## TASK GOAL:
Copy the records below exactly, leaving out any pictures.

## DATA LINES:

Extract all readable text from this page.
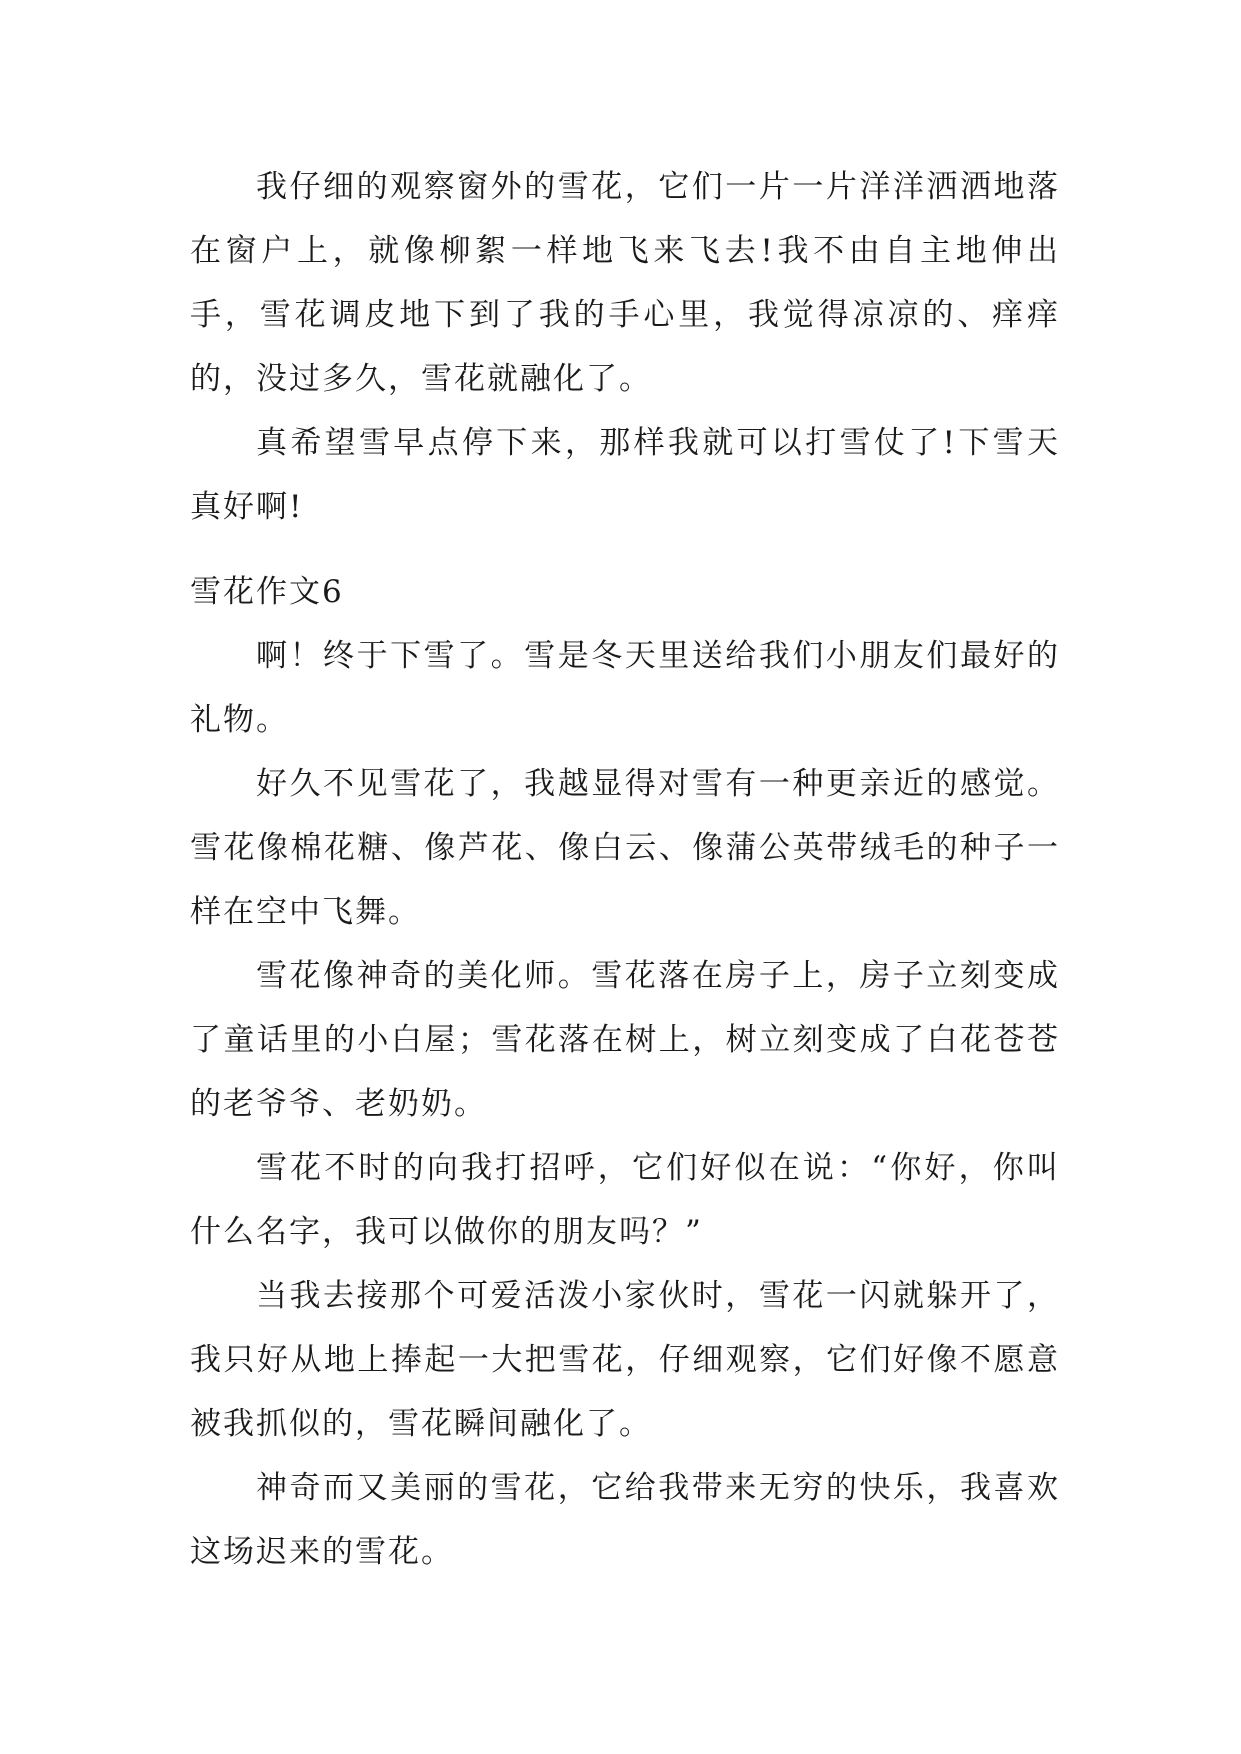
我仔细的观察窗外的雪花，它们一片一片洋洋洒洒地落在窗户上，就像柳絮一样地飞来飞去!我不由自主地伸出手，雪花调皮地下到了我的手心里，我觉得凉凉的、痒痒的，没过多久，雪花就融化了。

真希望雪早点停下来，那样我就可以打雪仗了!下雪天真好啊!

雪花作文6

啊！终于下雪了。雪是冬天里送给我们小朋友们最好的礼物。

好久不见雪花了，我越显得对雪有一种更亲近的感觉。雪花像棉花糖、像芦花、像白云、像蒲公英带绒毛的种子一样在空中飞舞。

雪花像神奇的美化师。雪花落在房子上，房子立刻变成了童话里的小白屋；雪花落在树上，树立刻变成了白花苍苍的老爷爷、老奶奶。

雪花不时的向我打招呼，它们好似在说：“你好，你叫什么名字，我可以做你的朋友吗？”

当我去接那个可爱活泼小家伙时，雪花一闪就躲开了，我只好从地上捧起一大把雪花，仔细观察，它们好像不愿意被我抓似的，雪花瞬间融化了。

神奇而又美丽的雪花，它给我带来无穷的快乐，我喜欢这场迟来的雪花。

## WRITTEN RESPONSE:
Extract all readable text from this page.
我仔细的观察窗外的雪花，它们一片一片洋洋洒洒地落在窗户上，就像柳絮一样地飞来飞去!我不由自主地伸出手，雪花调皮地下到了我的手心里，我觉得凉凉的、痒痒的，没过多久，雪花就融化了。

真希望雪早点停下来，那样我就可以打雪仗了!下雪天真好啊!

雪花作文6

啊！终于下雪了。雪是冬天里送给我们小朋友们最好的礼物。

好久不见雪花了，我越显得对雪有一种更亲近的感觉。雪花像棉花糖、像芦花、像白云、像蒲公英带绒毛的种子一样在空中飞舞。

雪花像神奇的美化师。雪花落在房子上，房子立刻变成了童话里的小白屋；雪花落在树上，树立刻变成了白花苍苍的老爷爷、老奶奶。

雪花不时的向我打招呼，它们好似在说：“你好，你叫什么名字，我可以做你的朋友吗？”

当我去接那个可爱活泼小家伙时，雪花一闪就躲开了，我只好从地上捧起一大把雪花，仔细观察，它们好像不愿意被我抓似的，雪花瞬间融化了。

神奇而又美丽的雪花，它给我带来无穷的快乐，我喜欢这场迟来的雪花。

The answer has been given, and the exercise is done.